→ TASK DETAILS
Would you transcribe the whole listing exactly, minus its pictures?

→ SUPPLIED DATA
•••

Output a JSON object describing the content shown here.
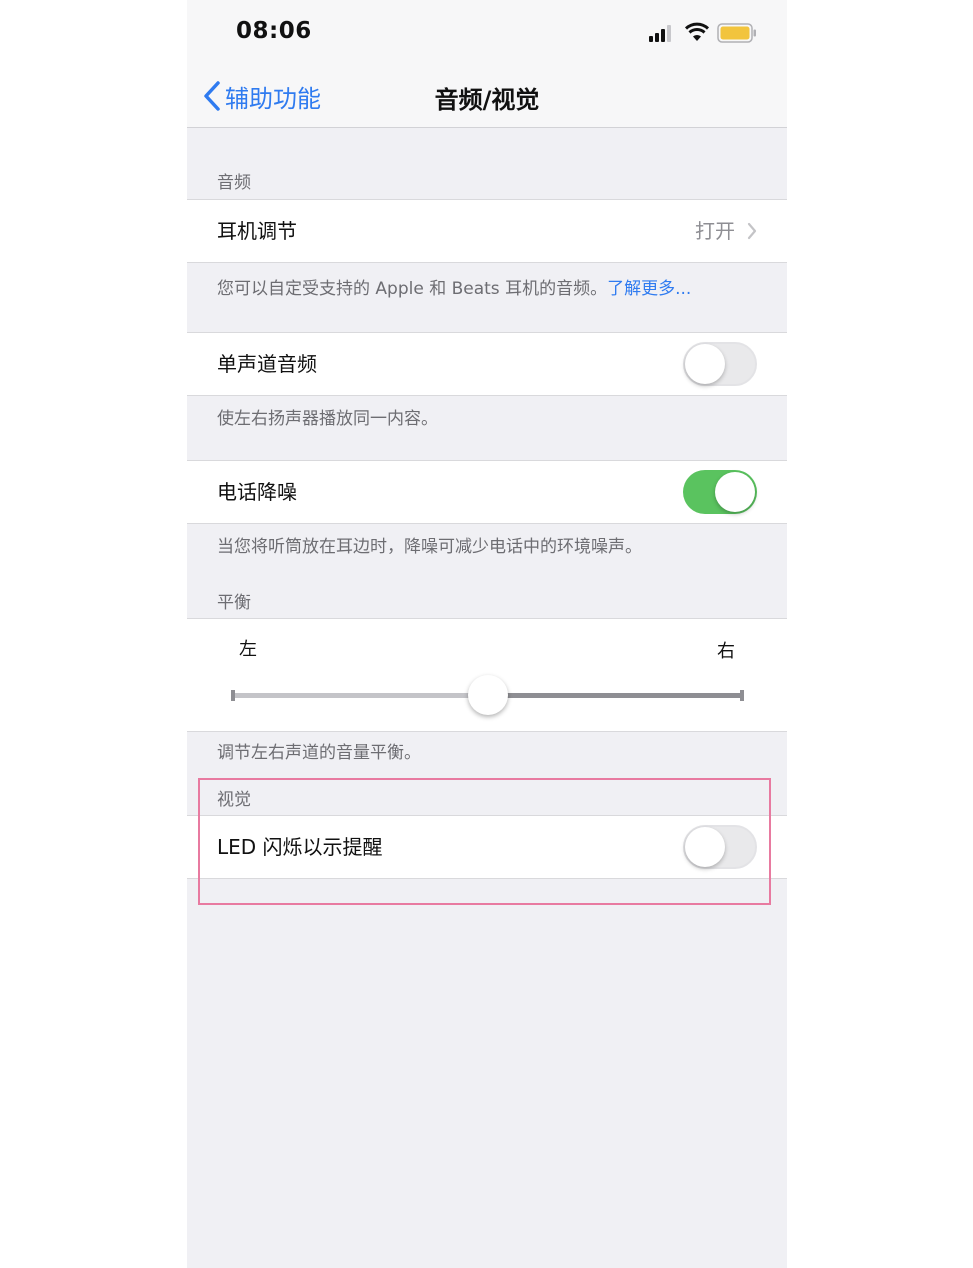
{
  "status_bar": {
    "time": "08:06"
  },
  "nav": {
    "back_label": "辅助功能",
    "title": "音频/视觉"
  },
  "audio_section": {
    "header": "音频",
    "headphone": {
      "label": "耳机调节",
      "value": "打开"
    },
    "headphone_footer": "您可以自定受支持的 Apple 和 Beats 耳机的音频。",
    "headphone_footer_link": "了解更多...",
    "mono": {
      "label": "单声道音频",
      "on": false
    },
    "mono_footer": "使左右扬声器播放同一内容。",
    "noise": {
      "label": "电话降噪",
      "on": true
    },
    "noise_footer": "当您将听筒放在耳边时，降噪可减少电话中的环境噪声。"
  },
  "balance_section": {
    "header": "平衡",
    "left_label": "左",
    "right_label": "右",
    "value": 0.5,
    "footer": "调节左右声道的音量平衡。"
  },
  "visual_section": {
    "header": "视觉",
    "led": {
      "label": "LED 闪烁以示提醒",
      "on": false
    }
  },
  "colors": {
    "accent": "#2f7bf0",
    "switch_on": "#5ac35f",
    "highlight": "#e87aa0"
  }
}
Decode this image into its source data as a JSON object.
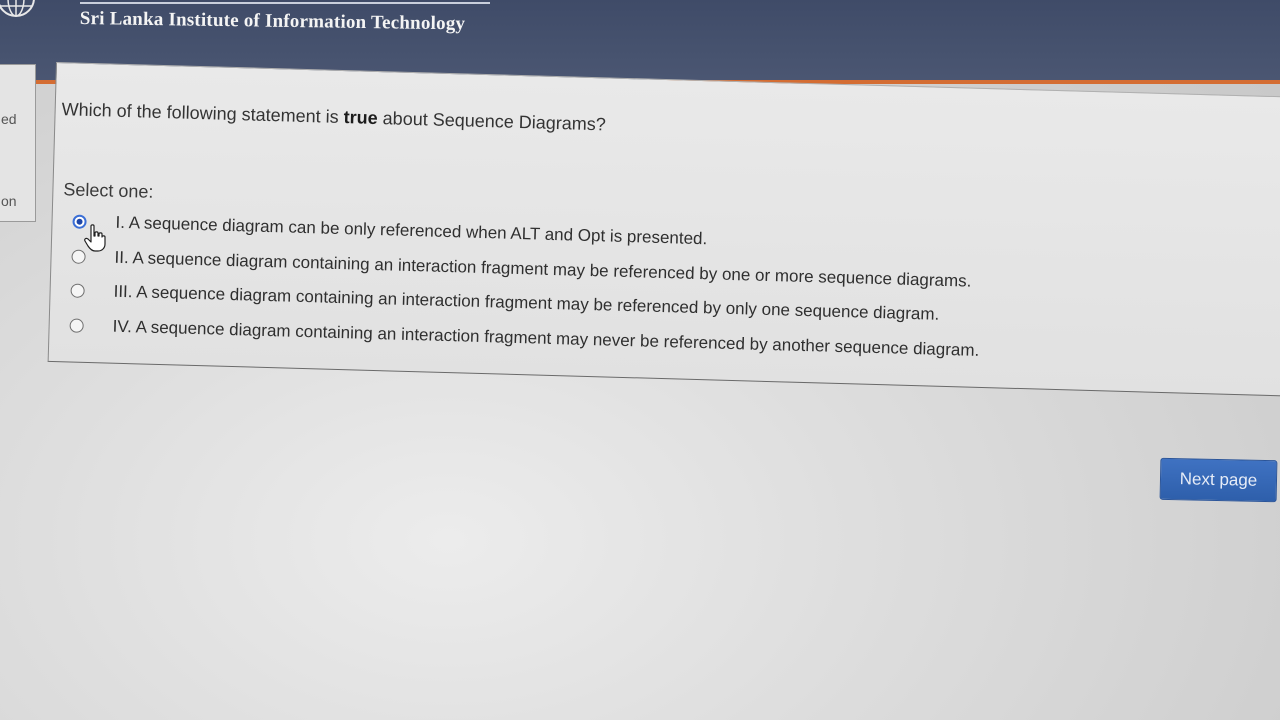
{
  "header": {
    "institution_name": "Sri Lanka Institute of Information Technology",
    "logo_icon": "globe-icon"
  },
  "left_nav": {
    "fragment_1": "ed",
    "fragment_2": "on"
  },
  "question": {
    "text_before": "Which of the following statement is ",
    "text_bold": "true",
    "text_after": " about Sequence Diagrams?",
    "select_label": "Select one:",
    "selected_index": 0,
    "options": [
      {
        "label": "I. A sequence diagram can be only referenced when ALT and Opt is presented."
      },
      {
        "label": "II. A sequence diagram containing an interaction fragment may be referenced by one or more sequence diagrams."
      },
      {
        "label": "III. A sequence diagram containing an interaction fragment may be referenced by only one sequence diagram."
      },
      {
        "label": "IV. A sequence diagram containing an interaction fragment may never be referenced by another sequence diagram."
      }
    ]
  },
  "navigation": {
    "next_label": "Next page"
  },
  "colors": {
    "header_bg": "#44506d",
    "header_accent": "#d46d33",
    "radio_selected": "#1e46a8",
    "button_bg": "#3566b6"
  }
}
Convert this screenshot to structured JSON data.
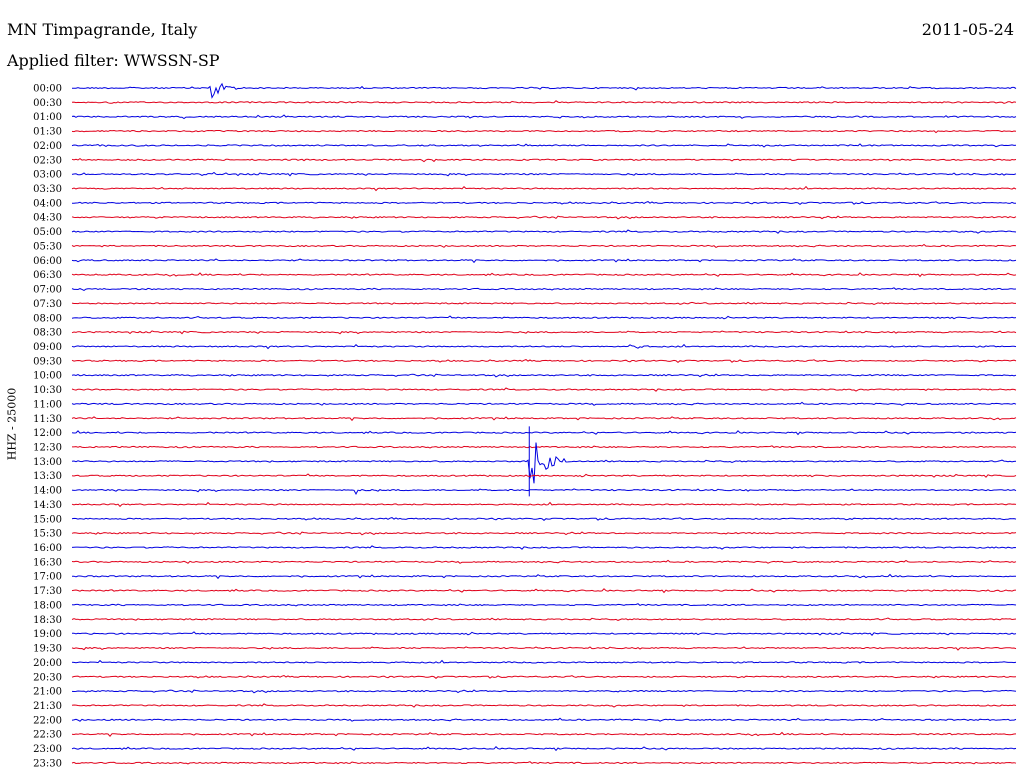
{
  "header": {
    "station": "MN Timpagrande, Italy",
    "date": "2011-05-24",
    "filter": "Applied filter: WWSSN-SP"
  },
  "chart_data": {
    "type": "line",
    "ylabel": "HHZ - 25000",
    "colors": [
      "#0000e0",
      "#e0001a"
    ],
    "grid": false,
    "trace_labels": [
      "00:00",
      "00:30",
      "01:00",
      "01:30",
      "02:00",
      "02:30",
      "03:00",
      "03:30",
      "04:00",
      "04:30",
      "05:00",
      "05:30",
      "06:00",
      "06:30",
      "07:00",
      "07:30",
      "08:00",
      "08:30",
      "09:00",
      "09:30",
      "10:00",
      "10:30",
      "11:00",
      "11:30",
      "12:00",
      "12:30",
      "13:00",
      "13:30",
      "14:00",
      "14:30",
      "15:00",
      "15:30",
      "16:00",
      "16:30",
      "17:00",
      "17:30",
      "18:00",
      "18:30",
      "19:00",
      "19:30",
      "20:00",
      "20:30",
      "21:00",
      "21:30",
      "22:00",
      "22:30",
      "23:00",
      "23:30"
    ],
    "events": [
      {
        "trace": "00:00",
        "minute": 4.4,
        "amplitude": 12,
        "duration": 1.2
      },
      {
        "trace": "09:00",
        "minute": 17.7,
        "amplitude": 4,
        "duration": 0.8
      },
      {
        "trace": "13:00",
        "minute": 14.5,
        "amplitude": 35,
        "duration": 1.2
      },
      {
        "trace": "14:00",
        "minute": 9.0,
        "amplitude": 5,
        "duration": 0.3
      }
    ]
  }
}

•••

→ ANSWER
Output a JSON object describing the content shown here.
{
  "status_bar": {
    "time": "08:06"
  },
  "nav": {
    "back_label": "辅助功能",
    "title": "音频/视觉"
  },
  "audio_section": {
    "header": "音频",
    "headphone": {
      "label": "耳机调节",
      "value": "打开"
    },
    "headphone_footer": "您可以自定受支持的 Apple 和 Beats 耳机的音频。",
    "headphone_footer_link": "了解更多...",
    "mono": {
      "label": "单声道音频",
      "on": false
    },
    "mono_footer": "使左右扬声器播放同一内容。",
    "noise": {
      "label": "电话降噪",
      "on": true
    },
    "noise_footer": "当您将听筒放在耳边时，降噪可减少电话中的环境噪声。"
  },
  "balance_section": {
    "header": "平衡",
    "left_label": "左",
    "right_label": "右",
    "value": 0.5,
    "footer": "调节左右声道的音量平衡。"
  },
  "visual_section": {
    "header": "视觉",
    "led": {
      "label": "LED 闪烁以示提醒",
      "on": false
    }
  },
  "colors": {
    "accent": "#2f7bf0",
    "switch_on": "#5ac35f",
    "highlight": "#e87aa0"
  }
}
Decode this image into its source data as a JSON object.
{
  "header": {
    "institution_name": "Sri Lanka Institute of Information Technology",
    "logo_icon": "globe-icon"
  },
  "left_nav": {
    "fragment_1": "ed",
    "fragment_2": "on"
  },
  "question": {
    "text_before": "Which of the following statement is ",
    "text_bold": "true",
    "text_after": " about Sequence Diagrams?",
    "select_label": "Select one:",
    "selected_index": 0,
    "options": [
      {
        "label": "I. A sequence diagram can be only referenced when ALT and Opt is presented."
      },
      {
        "label": "II. A sequence diagram containing an interaction fragment may be referenced by one or more sequence diagrams."
      },
      {
        "label": "III. A sequence diagram containing an interaction fragment may be referenced by only one sequence diagram."
      },
      {
        "label": "IV. A sequence diagram containing an interaction fragment may never be referenced by another sequence diagram."
      }
    ]
  },
  "navigation": {
    "next_label": "Next page"
  },
  "colors": {
    "header_bg": "#44506d",
    "header_accent": "#d46d33",
    "radio_selected": "#1e46a8",
    "button_bg": "#3566b6"
  }
}
Convert this screenshot to structured JSON data.
{
  "header": {
    "station": "MN Timpagrande, Italy",
    "date": "2011-05-24",
    "filter": "Applied filter: WWSSN-SP"
  },
  "chart_data": {
    "type": "line",
    "ylabel": "HHZ - 25000",
    "colors": [
      "#0000e0",
      "#e0001a"
    ],
    "grid": false,
    "trace_labels": [
      "00:00",
      "00:30",
      "01:00",
      "01:30",
      "02:00",
      "02:30",
      "03:00",
      "03:30",
      "04:00",
      "04:30",
      "05:00",
      "05:30",
      "06:00",
      "06:30",
      "07:00",
      "07:30",
      "08:00",
      "08:30",
      "09:00",
      "09:30",
      "10:00",
      "10:30",
      "11:00",
      "11:30",
      "12:00",
      "12:30",
      "13:00",
      "13:30",
      "14:00",
      "14:30",
      "15:00",
      "15:30",
      "16:00",
      "16:30",
      "17:00",
      "17:30",
      "18:00",
      "18:30",
      "19:00",
      "19:30",
      "20:00",
      "20:30",
      "21:00",
      "21:30",
      "22:00",
      "22:30",
      "23:00",
      "23:30"
    ],
    "events": [
      {
        "trace": "00:00",
        "minute": 4.4,
        "amplitude": 12,
        "duration": 1.2
      },
      {
        "trace": "09:00",
        "minute": 17.7,
        "amplitude": 4,
        "duration": 0.8
      },
      {
        "trace": "13:00",
        "minute": 14.5,
        "amplitude": 35,
        "duration": 1.2
      },
      {
        "trace": "14:00",
        "minute": 9.0,
        "amplitude": 5,
        "duration": 0.3
      }
    ]
  }
}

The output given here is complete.